Give the count of lines that include the string "流動負債キャッシュフロー比率の推移". Add nothing to it.
··· Extracted entries ···
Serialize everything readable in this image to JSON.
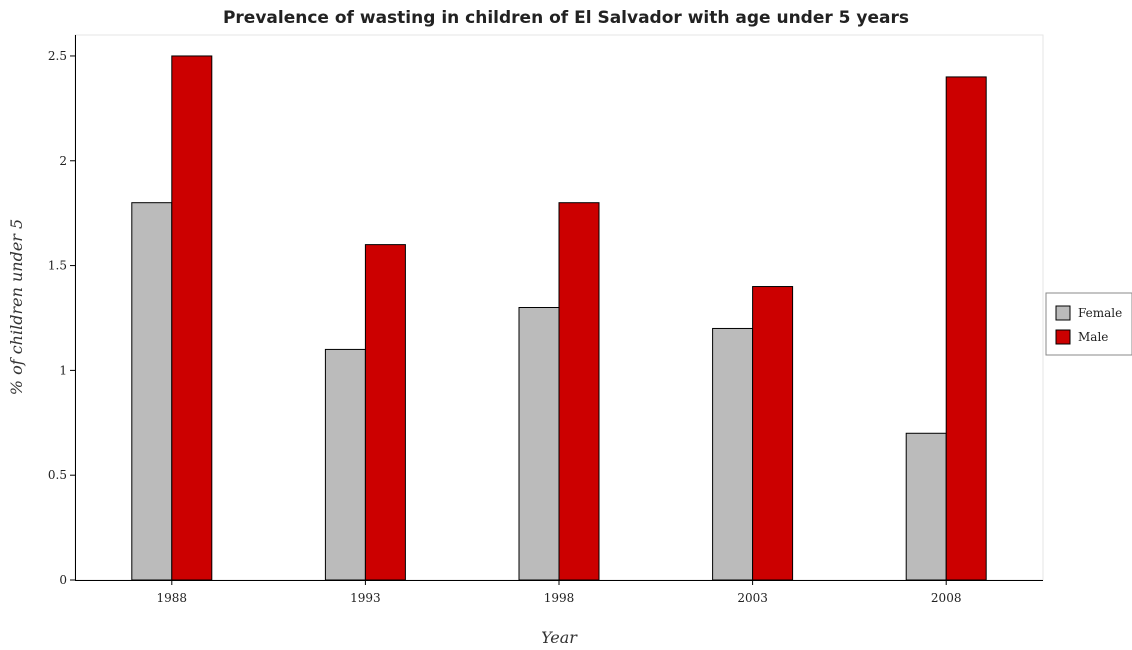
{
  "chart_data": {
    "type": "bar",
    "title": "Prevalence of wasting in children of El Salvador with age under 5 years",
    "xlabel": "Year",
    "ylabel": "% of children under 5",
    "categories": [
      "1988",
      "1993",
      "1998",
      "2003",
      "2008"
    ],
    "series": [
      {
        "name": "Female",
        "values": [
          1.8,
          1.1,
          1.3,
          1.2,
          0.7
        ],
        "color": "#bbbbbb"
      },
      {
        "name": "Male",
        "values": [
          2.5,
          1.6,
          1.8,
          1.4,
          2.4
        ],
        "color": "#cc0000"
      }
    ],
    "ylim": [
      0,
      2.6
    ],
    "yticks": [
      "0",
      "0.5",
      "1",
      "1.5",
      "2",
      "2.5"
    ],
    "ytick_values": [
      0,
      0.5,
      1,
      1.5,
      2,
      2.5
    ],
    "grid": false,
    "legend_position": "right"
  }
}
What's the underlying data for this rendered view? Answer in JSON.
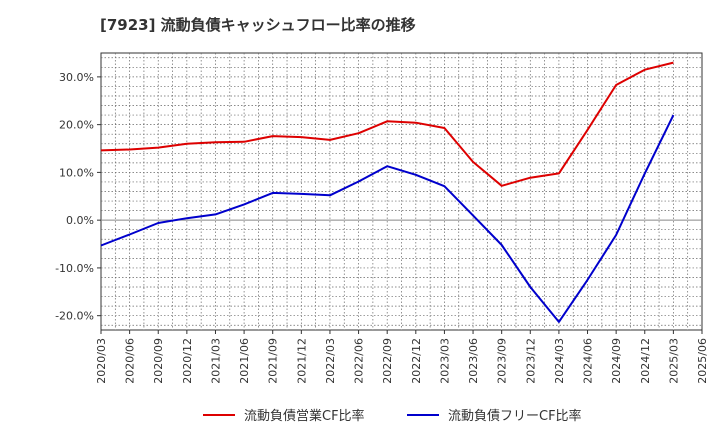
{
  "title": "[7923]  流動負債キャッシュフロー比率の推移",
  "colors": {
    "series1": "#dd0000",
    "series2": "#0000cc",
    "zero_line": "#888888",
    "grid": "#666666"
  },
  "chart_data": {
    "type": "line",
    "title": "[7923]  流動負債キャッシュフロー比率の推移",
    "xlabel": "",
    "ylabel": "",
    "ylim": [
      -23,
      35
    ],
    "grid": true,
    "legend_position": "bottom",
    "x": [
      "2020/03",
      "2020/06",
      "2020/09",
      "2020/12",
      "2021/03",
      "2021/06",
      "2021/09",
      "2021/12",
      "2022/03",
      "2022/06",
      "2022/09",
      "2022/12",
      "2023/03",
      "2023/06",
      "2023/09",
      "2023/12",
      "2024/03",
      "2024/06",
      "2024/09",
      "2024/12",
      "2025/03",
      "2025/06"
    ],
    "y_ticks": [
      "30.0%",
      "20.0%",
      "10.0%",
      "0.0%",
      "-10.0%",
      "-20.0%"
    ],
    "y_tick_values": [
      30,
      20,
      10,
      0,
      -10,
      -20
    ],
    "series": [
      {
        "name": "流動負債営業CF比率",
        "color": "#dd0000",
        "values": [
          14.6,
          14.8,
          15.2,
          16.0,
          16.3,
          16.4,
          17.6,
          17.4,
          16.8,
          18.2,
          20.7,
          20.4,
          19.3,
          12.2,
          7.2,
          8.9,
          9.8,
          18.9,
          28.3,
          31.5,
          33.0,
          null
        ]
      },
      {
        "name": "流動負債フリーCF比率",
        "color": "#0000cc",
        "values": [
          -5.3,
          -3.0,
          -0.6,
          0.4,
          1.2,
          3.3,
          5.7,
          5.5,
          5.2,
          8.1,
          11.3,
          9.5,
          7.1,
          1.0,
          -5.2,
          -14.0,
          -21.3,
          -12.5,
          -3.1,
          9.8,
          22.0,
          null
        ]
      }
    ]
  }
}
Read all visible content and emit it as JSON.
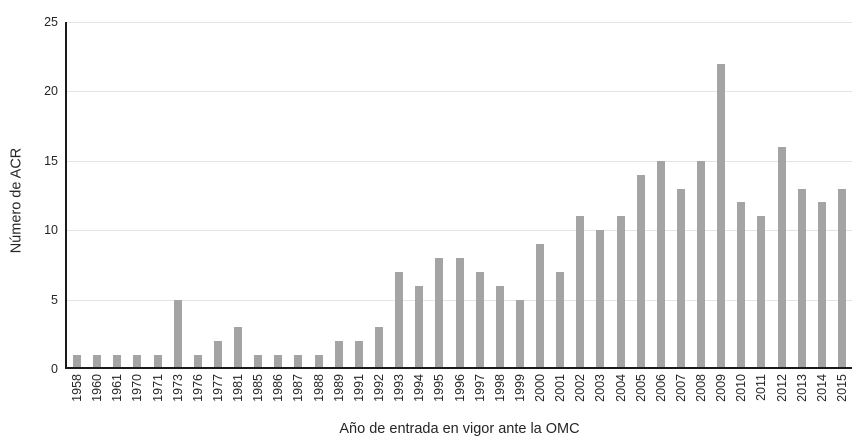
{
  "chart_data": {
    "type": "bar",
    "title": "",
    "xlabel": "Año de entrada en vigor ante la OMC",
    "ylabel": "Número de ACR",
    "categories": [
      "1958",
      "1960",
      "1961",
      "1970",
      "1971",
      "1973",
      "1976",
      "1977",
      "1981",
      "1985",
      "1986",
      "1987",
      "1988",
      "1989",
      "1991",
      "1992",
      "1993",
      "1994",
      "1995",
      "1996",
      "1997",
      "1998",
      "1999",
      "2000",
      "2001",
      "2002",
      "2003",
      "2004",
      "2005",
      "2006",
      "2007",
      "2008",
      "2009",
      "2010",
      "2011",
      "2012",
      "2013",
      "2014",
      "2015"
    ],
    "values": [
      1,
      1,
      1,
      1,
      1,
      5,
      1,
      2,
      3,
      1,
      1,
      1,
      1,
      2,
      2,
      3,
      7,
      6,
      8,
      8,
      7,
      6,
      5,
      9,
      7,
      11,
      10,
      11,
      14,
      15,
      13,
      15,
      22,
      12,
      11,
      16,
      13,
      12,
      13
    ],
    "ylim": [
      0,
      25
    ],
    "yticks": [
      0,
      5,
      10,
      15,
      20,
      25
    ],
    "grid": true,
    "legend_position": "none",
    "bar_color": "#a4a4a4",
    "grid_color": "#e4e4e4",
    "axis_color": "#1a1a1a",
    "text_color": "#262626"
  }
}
···
• _Completed task_
2